>> Begin Records to process

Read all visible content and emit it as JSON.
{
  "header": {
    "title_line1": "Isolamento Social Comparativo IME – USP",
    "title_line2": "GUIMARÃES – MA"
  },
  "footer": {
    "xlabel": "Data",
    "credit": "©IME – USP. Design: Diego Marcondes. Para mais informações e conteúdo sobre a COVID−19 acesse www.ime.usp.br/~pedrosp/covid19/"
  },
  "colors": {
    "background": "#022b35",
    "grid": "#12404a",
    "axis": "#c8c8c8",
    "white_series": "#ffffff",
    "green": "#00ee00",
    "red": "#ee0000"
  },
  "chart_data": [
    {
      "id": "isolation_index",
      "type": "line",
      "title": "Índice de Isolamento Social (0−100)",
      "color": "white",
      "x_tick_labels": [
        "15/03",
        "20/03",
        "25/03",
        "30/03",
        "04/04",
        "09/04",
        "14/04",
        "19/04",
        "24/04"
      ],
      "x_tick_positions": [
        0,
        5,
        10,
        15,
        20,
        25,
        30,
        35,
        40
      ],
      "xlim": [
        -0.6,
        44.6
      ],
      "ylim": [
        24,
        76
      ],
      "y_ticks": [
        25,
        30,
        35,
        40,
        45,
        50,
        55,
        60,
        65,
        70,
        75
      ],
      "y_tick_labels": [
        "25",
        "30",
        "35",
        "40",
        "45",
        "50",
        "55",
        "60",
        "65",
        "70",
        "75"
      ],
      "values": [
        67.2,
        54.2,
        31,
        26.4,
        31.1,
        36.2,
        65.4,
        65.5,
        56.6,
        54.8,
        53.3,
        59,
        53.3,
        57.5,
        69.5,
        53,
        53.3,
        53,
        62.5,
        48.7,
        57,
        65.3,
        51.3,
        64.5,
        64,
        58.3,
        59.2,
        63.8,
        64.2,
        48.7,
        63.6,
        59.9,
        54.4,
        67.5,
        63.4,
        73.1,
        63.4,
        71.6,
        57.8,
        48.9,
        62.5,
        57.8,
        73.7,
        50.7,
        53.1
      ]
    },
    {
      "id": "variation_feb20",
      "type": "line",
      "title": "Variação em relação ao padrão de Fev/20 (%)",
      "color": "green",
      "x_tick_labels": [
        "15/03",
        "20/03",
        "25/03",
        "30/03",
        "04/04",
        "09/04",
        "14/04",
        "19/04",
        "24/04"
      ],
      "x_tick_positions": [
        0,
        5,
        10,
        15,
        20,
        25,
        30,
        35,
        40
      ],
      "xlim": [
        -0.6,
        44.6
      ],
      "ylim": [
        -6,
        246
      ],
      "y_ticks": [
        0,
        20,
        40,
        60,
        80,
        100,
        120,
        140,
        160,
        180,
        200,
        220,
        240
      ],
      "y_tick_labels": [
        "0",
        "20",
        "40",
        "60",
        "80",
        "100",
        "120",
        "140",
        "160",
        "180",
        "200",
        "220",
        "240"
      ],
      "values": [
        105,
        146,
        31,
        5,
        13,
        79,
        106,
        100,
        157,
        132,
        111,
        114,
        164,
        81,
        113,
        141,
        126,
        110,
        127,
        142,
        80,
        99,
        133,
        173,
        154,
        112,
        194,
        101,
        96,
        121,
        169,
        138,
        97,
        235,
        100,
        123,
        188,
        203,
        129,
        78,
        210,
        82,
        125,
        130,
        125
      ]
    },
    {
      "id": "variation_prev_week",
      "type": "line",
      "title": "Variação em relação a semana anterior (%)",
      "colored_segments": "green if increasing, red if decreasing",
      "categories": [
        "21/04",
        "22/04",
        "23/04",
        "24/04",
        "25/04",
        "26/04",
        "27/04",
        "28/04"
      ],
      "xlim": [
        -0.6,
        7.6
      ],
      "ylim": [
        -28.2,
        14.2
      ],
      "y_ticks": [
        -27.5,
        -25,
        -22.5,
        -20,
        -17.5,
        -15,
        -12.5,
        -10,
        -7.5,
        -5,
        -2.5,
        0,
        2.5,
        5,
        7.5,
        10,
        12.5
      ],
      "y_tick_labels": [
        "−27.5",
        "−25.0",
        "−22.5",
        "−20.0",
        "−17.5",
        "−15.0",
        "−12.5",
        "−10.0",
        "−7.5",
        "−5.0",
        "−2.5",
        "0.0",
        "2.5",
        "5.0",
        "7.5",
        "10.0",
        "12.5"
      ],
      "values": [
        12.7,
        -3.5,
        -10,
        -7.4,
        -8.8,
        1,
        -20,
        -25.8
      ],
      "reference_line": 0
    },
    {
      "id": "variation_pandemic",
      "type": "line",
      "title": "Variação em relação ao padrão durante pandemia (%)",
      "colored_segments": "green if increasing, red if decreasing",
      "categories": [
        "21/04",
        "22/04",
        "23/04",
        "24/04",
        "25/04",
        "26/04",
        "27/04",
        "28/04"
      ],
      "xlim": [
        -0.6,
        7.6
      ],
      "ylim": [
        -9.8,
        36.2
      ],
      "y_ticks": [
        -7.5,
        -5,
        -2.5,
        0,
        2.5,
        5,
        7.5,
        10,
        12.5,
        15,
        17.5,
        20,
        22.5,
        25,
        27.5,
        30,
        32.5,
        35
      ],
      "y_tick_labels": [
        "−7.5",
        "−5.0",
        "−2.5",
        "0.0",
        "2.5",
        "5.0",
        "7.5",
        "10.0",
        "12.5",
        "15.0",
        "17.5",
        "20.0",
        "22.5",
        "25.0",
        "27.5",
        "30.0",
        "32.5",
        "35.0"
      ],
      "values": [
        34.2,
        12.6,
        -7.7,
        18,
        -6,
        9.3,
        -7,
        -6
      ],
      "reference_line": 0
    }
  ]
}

>> End Records to process

Give back each line above precisely as it stands.

• The reply
Read all visible content and emit it as JSON.
{
  "header": {
    "title_line1": "Isolamento Social Comparativo IME – USP",
    "title_line2": "GUIMARÃES – MA"
  },
  "footer": {
    "xlabel": "Data",
    "credit": "©IME – USP. Design: Diego Marcondes. Para mais informações e conteúdo sobre a COVID−19 acesse www.ime.usp.br/~pedrosp/covid19/"
  },
  "colors": {
    "background": "#022b35",
    "grid": "#12404a",
    "axis": "#c8c8c8",
    "white_series": "#ffffff",
    "green": "#00ee00",
    "red": "#ee0000"
  },
  "chart_data": [
    {
      "id": "isolation_index",
      "type": "line",
      "title": "Índice de Isolamento Social (0−100)",
      "color": "white",
      "x_tick_labels": [
        "15/03",
        "20/03",
        "25/03",
        "30/03",
        "04/04",
        "09/04",
        "14/04",
        "19/04",
        "24/04"
      ],
      "x_tick_positions": [
        0,
        5,
        10,
        15,
        20,
        25,
        30,
        35,
        40
      ],
      "xlim": [
        -0.6,
        44.6
      ],
      "ylim": [
        24,
        76
      ],
      "y_ticks": [
        25,
        30,
        35,
        40,
        45,
        50,
        55,
        60,
        65,
        70,
        75
      ],
      "y_tick_labels": [
        "25",
        "30",
        "35",
        "40",
        "45",
        "50",
        "55",
        "60",
        "65",
        "70",
        "75"
      ],
      "values": [
        67.2,
        54.2,
        31,
        26.4,
        31.1,
        36.2,
        65.4,
        65.5,
        56.6,
        54.8,
        53.3,
        59,
        53.3,
        57.5,
        69.5,
        53,
        53.3,
        53,
        62.5,
        48.7,
        57,
        65.3,
        51.3,
        64.5,
        64,
        58.3,
        59.2,
        63.8,
        64.2,
        48.7,
        63.6,
        59.9,
        54.4,
        67.5,
        63.4,
        73.1,
        63.4,
        71.6,
        57.8,
        48.9,
        62.5,
        57.8,
        73.7,
        50.7,
        53.1
      ]
    },
    {
      "id": "variation_feb20",
      "type": "line",
      "title": "Variação em relação ao padrão de Fev/20 (%)",
      "color": "green",
      "x_tick_labels": [
        "15/03",
        "20/03",
        "25/03",
        "30/03",
        "04/04",
        "09/04",
        "14/04",
        "19/04",
        "24/04"
      ],
      "x_tick_positions": [
        0,
        5,
        10,
        15,
        20,
        25,
        30,
        35,
        40
      ],
      "xlim": [
        -0.6,
        44.6
      ],
      "ylim": [
        -6,
        246
      ],
      "y_ticks": [
        0,
        20,
        40,
        60,
        80,
        100,
        120,
        140,
        160,
        180,
        200,
        220,
        240
      ],
      "y_tick_labels": [
        "0",
        "20",
        "40",
        "60",
        "80",
        "100",
        "120",
        "140",
        "160",
        "180",
        "200",
        "220",
        "240"
      ],
      "values": [
        105,
        146,
        31,
        5,
        13,
        79,
        106,
        100,
        157,
        132,
        111,
        114,
        164,
        81,
        113,
        141,
        126,
        110,
        127,
        142,
        80,
        99,
        133,
        173,
        154,
        112,
        194,
        101,
        96,
        121,
        169,
        138,
        97,
        235,
        100,
        123,
        188,
        203,
        129,
        78,
        210,
        82,
        125,
        130,
        125
      ]
    },
    {
      "id": "variation_prev_week",
      "type": "line",
      "title": "Variação em relação a semana anterior (%)",
      "colored_segments": "green if increasing, red if decreasing",
      "categories": [
        "21/04",
        "22/04",
        "23/04",
        "24/04",
        "25/04",
        "26/04",
        "27/04",
        "28/04"
      ],
      "xlim": [
        -0.6,
        7.6
      ],
      "ylim": [
        -28.2,
        14.2
      ],
      "y_ticks": [
        -27.5,
        -25,
        -22.5,
        -20,
        -17.5,
        -15,
        -12.5,
        -10,
        -7.5,
        -5,
        -2.5,
        0,
        2.5,
        5,
        7.5,
        10,
        12.5
      ],
      "y_tick_labels": [
        "−27.5",
        "−25.0",
        "−22.5",
        "−20.0",
        "−17.5",
        "−15.0",
        "−12.5",
        "−10.0",
        "−7.5",
        "−5.0",
        "−2.5",
        "0.0",
        "2.5",
        "5.0",
        "7.5",
        "10.0",
        "12.5"
      ],
      "values": [
        12.7,
        -3.5,
        -10,
        -7.4,
        -8.8,
        1,
        -20,
        -25.8
      ],
      "reference_line": 0
    },
    {
      "id": "variation_pandemic",
      "type": "line",
      "title": "Variação em relação ao padrão durante pandemia (%)",
      "colored_segments": "green if increasing, red if decreasing",
      "categories": [
        "21/04",
        "22/04",
        "23/04",
        "24/04",
        "25/04",
        "26/04",
        "27/04",
        "28/04"
      ],
      "xlim": [
        -0.6,
        7.6
      ],
      "ylim": [
        -9.8,
        36.2
      ],
      "y_ticks": [
        -7.5,
        -5,
        -2.5,
        0,
        2.5,
        5,
        7.5,
        10,
        12.5,
        15,
        17.5,
        20,
        22.5,
        25,
        27.5,
        30,
        32.5,
        35
      ],
      "y_tick_labels": [
        "−7.5",
        "−5.0",
        "−2.5",
        "0.0",
        "2.5",
        "5.0",
        "7.5",
        "10.0",
        "12.5",
        "15.0",
        "17.5",
        "20.0",
        "22.5",
        "25.0",
        "27.5",
        "30.0",
        "32.5",
        "35.0"
      ],
      "values": [
        34.2,
        12.6,
        -7.7,
        18,
        -6,
        9.3,
        -7,
        -6
      ],
      "reference_line": 0
    }
  ]
}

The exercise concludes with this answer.